++++ Material provided

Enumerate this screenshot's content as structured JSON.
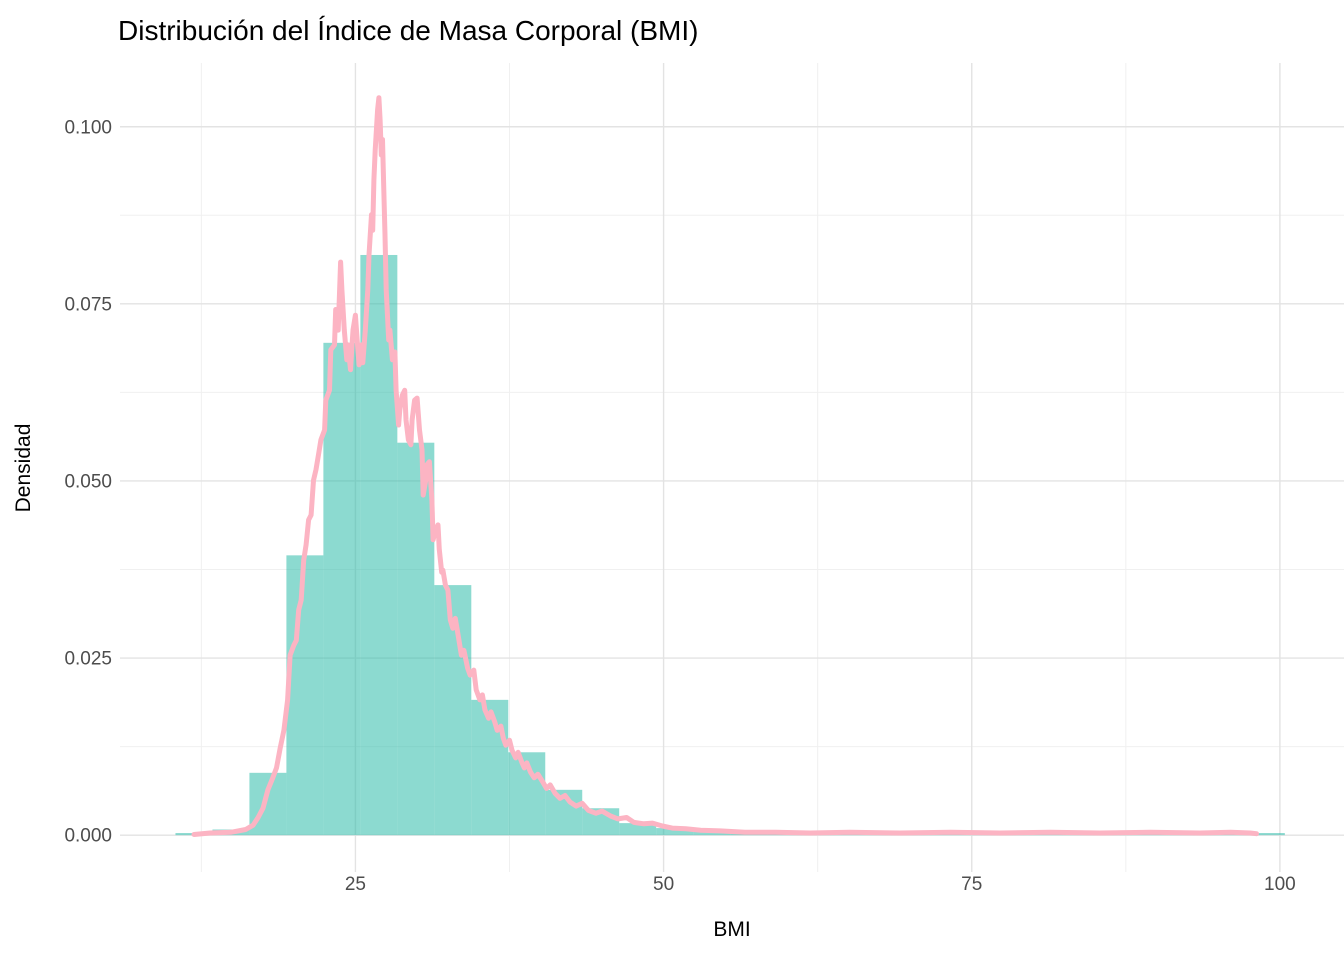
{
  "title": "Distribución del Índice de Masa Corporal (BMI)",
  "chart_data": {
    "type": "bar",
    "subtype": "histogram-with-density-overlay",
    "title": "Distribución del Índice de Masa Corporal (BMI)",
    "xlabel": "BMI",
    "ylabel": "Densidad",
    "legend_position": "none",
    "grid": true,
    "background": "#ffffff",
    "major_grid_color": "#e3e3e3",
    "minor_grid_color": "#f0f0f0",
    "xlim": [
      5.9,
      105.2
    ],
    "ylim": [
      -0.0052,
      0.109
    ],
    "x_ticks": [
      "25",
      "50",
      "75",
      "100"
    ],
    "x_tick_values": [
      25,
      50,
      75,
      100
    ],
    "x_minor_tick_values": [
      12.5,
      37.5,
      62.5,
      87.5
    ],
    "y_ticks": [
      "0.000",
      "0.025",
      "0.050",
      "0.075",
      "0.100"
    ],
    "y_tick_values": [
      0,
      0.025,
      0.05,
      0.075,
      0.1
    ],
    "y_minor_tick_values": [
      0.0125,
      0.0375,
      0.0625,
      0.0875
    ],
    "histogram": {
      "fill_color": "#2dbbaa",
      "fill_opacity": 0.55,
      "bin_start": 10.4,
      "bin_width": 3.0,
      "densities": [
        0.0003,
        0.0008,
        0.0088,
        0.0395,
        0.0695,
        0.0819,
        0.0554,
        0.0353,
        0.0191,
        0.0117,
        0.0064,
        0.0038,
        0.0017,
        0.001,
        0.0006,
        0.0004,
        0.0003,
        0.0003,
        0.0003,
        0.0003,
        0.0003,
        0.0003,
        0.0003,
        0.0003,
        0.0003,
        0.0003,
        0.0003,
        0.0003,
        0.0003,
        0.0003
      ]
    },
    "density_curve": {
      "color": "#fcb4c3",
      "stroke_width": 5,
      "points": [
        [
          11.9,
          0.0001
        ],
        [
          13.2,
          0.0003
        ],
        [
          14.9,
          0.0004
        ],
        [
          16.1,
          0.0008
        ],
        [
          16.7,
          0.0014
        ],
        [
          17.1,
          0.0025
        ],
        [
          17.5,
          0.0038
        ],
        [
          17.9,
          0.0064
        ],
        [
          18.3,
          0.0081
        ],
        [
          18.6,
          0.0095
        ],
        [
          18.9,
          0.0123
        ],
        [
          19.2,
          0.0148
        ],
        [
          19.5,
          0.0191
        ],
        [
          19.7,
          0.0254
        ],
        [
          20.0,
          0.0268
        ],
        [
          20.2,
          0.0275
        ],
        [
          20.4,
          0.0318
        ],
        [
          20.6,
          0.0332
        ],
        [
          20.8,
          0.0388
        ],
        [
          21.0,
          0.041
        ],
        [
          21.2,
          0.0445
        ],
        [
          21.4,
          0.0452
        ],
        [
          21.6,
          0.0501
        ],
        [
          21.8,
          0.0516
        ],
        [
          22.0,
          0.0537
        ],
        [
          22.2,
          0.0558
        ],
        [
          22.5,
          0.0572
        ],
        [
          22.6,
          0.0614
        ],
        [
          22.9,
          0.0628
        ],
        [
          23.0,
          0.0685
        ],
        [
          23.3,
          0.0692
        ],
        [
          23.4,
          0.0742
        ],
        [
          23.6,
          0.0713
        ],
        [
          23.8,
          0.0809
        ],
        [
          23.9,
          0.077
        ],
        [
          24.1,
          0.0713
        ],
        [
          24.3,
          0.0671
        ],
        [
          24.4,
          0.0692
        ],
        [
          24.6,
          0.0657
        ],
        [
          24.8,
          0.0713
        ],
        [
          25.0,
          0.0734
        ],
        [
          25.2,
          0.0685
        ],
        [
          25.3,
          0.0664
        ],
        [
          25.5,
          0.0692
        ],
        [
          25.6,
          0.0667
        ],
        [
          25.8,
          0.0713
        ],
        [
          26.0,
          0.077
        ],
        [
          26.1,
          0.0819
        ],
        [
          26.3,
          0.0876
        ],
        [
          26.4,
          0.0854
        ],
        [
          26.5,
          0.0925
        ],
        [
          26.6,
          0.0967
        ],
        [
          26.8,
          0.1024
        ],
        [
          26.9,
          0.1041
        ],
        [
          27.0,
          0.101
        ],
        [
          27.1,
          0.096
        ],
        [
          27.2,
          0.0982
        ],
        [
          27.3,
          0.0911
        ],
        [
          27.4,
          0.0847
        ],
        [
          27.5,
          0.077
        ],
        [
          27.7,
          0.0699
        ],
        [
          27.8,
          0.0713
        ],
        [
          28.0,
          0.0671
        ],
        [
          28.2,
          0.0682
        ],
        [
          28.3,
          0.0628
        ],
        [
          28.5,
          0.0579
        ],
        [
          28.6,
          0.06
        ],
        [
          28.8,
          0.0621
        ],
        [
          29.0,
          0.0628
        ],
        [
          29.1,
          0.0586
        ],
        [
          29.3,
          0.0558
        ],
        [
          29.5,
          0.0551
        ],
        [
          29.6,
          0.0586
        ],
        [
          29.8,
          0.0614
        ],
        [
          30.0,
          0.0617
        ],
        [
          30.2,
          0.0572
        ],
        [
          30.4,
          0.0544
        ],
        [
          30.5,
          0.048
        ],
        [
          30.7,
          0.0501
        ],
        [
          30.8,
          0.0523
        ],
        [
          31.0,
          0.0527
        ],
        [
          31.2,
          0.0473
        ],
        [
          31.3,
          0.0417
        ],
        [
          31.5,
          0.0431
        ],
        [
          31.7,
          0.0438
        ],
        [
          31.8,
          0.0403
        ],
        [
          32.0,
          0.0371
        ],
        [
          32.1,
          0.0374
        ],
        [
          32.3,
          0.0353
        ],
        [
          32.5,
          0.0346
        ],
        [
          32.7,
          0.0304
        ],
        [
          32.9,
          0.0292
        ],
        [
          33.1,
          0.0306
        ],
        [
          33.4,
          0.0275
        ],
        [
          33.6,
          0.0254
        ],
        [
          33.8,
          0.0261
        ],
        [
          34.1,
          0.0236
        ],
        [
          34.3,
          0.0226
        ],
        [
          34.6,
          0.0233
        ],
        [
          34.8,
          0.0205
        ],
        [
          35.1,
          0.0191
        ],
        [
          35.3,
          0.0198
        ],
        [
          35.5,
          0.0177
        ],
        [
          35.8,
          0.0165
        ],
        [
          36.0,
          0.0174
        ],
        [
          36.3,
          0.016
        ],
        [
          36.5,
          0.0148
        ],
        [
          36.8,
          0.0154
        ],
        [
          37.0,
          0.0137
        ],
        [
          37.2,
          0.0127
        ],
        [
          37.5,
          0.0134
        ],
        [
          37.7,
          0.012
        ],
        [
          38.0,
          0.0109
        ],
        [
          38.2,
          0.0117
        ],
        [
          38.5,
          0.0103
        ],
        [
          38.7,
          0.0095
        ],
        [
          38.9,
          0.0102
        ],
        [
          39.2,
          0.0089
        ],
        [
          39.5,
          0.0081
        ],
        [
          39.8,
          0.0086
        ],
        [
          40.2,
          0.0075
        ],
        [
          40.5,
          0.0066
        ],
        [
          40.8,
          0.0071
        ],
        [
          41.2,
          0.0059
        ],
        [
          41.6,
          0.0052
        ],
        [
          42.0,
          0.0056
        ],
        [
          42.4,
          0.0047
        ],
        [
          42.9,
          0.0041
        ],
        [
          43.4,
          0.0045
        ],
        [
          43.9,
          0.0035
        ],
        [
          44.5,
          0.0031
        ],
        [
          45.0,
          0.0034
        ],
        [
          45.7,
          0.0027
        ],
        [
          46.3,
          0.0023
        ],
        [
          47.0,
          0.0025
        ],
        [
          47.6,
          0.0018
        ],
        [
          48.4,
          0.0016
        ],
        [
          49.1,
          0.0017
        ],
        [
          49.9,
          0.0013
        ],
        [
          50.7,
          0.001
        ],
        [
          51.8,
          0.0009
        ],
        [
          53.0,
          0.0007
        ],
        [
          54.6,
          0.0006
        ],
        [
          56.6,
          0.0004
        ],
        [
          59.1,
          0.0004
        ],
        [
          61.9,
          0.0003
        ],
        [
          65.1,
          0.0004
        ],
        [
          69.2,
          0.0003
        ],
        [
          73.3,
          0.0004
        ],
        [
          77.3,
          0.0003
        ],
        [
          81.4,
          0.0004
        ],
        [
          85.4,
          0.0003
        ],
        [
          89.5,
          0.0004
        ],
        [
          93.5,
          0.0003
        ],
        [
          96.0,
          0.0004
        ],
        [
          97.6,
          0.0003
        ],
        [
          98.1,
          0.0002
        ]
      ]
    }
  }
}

++++++++
++++ Material provided

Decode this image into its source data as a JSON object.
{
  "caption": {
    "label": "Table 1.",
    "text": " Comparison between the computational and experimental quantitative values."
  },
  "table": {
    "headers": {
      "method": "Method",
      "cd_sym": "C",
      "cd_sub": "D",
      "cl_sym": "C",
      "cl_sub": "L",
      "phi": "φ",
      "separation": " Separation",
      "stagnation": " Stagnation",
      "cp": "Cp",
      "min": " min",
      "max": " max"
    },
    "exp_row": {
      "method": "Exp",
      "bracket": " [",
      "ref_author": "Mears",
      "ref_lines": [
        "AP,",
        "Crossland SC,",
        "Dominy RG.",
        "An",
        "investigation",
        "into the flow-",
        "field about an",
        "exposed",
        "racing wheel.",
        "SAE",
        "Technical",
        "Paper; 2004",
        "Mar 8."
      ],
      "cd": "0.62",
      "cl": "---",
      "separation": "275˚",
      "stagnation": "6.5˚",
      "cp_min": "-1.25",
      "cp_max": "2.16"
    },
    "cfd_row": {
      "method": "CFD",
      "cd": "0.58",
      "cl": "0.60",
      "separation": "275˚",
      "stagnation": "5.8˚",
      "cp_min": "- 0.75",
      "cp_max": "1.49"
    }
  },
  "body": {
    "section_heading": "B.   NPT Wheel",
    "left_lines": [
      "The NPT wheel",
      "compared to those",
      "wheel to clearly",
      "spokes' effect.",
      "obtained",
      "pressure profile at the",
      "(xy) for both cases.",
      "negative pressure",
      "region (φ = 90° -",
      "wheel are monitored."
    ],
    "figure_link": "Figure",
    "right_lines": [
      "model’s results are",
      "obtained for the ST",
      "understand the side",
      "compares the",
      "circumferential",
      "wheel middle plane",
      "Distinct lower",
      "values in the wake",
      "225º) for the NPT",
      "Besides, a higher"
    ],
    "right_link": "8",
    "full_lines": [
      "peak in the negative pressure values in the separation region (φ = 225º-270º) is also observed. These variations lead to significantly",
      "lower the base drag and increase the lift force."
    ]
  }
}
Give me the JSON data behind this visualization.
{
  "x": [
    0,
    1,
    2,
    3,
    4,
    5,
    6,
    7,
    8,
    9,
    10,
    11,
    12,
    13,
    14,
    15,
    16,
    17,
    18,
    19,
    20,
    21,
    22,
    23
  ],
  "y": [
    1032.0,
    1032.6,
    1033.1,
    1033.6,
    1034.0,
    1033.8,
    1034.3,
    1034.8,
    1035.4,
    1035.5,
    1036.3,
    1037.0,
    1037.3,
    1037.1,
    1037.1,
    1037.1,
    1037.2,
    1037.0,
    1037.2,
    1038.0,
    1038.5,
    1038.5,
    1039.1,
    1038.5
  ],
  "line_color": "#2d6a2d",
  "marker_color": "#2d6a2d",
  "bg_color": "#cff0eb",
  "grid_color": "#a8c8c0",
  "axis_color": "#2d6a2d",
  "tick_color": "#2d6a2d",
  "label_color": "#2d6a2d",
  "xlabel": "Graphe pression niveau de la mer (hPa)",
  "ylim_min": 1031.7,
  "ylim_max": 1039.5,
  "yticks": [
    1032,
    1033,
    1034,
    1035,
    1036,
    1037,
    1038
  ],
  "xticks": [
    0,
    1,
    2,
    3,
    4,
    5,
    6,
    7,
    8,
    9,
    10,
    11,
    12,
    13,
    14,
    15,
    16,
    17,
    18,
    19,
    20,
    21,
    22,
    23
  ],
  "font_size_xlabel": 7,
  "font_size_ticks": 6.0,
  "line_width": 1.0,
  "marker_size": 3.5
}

++++++++
++++ Material provided

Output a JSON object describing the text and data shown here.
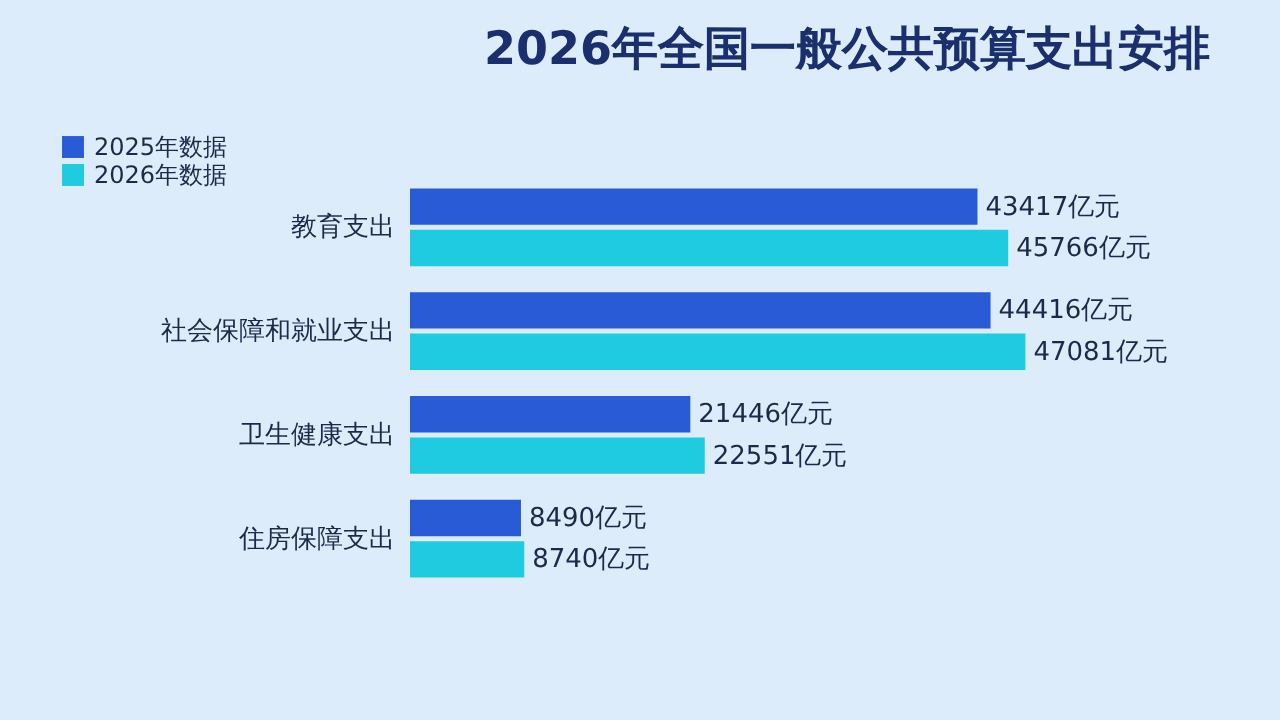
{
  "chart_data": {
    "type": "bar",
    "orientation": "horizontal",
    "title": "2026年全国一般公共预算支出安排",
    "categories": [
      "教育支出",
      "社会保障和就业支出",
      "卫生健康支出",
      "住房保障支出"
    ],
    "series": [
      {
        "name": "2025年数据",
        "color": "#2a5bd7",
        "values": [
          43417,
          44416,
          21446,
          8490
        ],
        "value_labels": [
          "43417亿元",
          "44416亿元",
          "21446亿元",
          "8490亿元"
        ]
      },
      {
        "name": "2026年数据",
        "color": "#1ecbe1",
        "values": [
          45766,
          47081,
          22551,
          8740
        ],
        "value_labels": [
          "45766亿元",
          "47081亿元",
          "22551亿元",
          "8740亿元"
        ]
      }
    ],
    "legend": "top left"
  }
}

++++++++

→ **Written problem**
Pick out the lines containing the word "stagnation" and show them.

→ **Finished exercise**
      "stagnation": " Stagnation",
      "stagnation": "6.5˚",
      "stagnation": "5.8˚",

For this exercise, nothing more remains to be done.